**Given exercise:**
Copy, from the entries below, each line where the word "JSON" can be found.

-- START OF Source material --

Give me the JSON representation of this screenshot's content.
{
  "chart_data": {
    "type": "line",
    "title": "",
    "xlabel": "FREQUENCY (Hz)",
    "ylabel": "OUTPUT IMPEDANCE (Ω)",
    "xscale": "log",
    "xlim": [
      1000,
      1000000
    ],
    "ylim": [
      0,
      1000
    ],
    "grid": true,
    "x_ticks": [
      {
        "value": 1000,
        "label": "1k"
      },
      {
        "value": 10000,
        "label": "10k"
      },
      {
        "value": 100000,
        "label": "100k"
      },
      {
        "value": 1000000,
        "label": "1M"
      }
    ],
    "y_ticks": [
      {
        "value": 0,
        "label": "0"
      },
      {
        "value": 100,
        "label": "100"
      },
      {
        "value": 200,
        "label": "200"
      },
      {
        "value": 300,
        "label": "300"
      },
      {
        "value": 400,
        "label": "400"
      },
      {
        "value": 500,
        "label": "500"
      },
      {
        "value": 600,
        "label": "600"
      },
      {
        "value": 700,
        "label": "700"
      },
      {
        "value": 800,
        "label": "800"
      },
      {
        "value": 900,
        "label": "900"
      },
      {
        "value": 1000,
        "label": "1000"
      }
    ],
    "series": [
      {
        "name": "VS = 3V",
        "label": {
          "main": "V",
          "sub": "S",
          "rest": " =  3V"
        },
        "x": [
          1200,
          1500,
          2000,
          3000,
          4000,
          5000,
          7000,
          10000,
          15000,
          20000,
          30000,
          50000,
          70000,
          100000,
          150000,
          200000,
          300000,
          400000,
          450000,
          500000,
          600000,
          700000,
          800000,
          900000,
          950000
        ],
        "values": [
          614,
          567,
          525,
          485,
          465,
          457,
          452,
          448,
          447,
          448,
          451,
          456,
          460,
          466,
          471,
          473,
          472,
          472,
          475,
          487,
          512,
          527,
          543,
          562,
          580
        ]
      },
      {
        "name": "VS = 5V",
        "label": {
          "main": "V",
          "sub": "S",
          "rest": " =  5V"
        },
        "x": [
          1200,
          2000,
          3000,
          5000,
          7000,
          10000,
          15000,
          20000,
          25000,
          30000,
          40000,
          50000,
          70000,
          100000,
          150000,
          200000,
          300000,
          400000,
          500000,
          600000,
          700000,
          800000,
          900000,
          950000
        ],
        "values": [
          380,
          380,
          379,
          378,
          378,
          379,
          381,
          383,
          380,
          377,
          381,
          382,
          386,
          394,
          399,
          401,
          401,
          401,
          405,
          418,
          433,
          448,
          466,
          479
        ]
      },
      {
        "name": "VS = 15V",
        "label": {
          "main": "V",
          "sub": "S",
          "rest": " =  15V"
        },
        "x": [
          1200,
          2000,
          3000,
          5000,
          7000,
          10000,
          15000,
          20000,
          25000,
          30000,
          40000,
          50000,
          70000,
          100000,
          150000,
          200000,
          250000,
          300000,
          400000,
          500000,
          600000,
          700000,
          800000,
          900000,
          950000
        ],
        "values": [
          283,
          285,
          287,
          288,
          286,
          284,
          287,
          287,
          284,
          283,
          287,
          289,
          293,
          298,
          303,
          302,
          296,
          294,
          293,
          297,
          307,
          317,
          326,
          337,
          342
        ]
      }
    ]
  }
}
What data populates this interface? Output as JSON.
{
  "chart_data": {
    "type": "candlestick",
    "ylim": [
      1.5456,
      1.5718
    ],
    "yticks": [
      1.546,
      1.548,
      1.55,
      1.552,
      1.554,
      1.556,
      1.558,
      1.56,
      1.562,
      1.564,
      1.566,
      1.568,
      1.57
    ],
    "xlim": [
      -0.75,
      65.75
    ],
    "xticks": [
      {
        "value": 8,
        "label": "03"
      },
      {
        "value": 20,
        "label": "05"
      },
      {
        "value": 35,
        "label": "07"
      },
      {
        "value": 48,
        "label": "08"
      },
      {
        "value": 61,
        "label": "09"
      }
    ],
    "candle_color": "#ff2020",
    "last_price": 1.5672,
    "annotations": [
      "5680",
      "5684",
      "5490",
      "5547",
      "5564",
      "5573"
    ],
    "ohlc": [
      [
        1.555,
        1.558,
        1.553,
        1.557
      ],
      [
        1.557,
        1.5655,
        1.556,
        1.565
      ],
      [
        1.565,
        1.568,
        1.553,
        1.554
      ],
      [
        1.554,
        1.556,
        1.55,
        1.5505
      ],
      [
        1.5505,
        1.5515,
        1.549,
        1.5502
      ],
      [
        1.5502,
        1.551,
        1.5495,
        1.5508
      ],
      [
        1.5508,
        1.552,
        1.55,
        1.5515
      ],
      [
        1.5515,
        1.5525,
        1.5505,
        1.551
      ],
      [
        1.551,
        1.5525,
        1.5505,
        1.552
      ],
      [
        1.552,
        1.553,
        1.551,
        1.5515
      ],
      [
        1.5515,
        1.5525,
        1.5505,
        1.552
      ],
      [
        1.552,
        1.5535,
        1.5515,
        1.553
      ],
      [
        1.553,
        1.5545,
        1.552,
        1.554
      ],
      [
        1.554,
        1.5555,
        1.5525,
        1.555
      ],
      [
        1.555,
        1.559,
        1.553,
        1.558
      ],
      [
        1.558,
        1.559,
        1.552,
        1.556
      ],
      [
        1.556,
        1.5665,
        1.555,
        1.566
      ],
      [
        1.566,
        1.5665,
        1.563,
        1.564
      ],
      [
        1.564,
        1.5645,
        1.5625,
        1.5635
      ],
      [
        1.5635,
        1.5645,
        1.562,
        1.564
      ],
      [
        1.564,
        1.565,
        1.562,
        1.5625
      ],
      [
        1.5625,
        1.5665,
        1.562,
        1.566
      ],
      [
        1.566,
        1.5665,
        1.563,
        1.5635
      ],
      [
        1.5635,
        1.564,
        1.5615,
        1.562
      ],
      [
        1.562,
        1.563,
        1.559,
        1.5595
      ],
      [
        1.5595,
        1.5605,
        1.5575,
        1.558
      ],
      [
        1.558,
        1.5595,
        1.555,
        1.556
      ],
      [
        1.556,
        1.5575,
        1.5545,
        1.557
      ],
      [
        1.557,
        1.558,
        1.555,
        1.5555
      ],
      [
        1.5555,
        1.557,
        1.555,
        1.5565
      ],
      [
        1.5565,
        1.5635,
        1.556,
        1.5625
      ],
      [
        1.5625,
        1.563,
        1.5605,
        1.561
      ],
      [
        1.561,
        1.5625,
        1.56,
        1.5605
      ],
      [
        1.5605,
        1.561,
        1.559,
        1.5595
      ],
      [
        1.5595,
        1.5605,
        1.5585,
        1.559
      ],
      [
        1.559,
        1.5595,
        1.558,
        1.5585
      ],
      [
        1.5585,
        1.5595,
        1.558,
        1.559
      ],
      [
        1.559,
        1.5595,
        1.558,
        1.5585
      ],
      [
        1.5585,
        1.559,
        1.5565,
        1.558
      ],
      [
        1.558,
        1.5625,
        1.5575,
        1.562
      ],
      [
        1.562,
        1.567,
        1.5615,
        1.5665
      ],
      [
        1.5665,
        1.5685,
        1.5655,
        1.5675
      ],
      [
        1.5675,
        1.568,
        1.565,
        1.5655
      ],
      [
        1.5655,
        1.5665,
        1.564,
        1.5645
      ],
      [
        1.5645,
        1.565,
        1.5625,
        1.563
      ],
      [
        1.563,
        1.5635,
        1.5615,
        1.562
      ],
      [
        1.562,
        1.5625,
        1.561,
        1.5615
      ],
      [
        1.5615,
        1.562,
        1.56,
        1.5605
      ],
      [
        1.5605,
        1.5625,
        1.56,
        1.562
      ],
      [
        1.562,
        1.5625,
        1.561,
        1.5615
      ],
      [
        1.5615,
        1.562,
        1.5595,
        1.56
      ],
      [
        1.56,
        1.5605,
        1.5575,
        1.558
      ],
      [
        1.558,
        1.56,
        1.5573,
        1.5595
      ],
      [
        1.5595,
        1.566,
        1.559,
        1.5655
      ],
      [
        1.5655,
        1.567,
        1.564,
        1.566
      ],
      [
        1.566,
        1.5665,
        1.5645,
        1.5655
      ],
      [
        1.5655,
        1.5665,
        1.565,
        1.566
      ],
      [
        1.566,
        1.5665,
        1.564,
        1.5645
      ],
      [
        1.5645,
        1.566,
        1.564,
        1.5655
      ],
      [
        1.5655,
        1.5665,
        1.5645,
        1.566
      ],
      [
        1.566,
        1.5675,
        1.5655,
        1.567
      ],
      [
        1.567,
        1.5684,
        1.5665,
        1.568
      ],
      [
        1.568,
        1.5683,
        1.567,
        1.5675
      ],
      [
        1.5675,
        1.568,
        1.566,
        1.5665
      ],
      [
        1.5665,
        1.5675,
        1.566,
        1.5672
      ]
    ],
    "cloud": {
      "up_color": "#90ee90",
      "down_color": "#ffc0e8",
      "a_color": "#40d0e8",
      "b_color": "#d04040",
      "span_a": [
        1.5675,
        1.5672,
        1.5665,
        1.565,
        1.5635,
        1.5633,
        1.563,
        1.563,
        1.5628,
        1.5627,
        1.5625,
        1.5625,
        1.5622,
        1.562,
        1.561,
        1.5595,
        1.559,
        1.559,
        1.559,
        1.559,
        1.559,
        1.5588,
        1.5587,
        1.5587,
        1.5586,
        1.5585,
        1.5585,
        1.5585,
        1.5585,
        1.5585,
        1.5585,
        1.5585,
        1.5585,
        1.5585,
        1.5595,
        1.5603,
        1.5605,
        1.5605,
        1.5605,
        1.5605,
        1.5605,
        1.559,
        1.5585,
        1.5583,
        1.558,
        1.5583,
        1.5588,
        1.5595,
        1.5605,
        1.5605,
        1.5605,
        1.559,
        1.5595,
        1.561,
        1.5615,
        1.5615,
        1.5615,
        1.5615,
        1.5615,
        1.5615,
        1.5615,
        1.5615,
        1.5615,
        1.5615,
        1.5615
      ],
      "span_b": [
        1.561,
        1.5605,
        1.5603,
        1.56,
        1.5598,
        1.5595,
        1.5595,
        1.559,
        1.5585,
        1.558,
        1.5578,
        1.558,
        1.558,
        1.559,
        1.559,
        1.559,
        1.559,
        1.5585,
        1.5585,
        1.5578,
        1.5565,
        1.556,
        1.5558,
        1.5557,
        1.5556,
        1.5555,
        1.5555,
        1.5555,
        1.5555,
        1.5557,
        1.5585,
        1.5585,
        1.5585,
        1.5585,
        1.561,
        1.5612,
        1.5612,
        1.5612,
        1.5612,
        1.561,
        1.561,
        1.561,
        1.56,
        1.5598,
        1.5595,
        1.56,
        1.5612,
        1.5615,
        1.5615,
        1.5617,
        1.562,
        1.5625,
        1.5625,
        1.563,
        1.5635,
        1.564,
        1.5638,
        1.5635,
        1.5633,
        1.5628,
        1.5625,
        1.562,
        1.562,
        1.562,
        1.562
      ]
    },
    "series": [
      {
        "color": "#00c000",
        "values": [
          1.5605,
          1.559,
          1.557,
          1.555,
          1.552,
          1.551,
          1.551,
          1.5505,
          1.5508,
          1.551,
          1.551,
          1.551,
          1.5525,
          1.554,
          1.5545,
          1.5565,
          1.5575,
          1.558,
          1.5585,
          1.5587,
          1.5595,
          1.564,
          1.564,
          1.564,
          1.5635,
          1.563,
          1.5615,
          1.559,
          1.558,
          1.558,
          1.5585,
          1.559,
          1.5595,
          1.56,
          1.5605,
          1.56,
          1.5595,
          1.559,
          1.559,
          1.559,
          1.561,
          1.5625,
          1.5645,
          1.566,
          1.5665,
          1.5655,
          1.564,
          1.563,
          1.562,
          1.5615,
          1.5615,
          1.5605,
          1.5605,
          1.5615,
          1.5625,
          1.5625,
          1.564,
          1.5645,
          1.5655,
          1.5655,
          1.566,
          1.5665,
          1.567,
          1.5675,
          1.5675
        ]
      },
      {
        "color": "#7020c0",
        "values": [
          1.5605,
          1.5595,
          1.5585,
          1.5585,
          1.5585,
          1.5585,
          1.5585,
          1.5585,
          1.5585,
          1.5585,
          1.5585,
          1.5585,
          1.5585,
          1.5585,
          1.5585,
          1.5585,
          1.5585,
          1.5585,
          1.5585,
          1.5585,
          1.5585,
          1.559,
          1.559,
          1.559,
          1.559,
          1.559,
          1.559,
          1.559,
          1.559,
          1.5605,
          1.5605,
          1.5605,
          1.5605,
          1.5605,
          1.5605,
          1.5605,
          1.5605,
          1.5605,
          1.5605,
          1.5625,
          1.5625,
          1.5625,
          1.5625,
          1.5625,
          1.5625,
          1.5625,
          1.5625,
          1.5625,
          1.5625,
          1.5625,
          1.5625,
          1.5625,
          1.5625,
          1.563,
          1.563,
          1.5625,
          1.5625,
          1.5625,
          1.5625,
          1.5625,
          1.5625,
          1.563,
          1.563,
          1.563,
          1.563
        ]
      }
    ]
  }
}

-- END OF Source material --

**Output of the task:**
Give me the JSON representation of this screenshot's content.
What data populates this interface? Output as JSON.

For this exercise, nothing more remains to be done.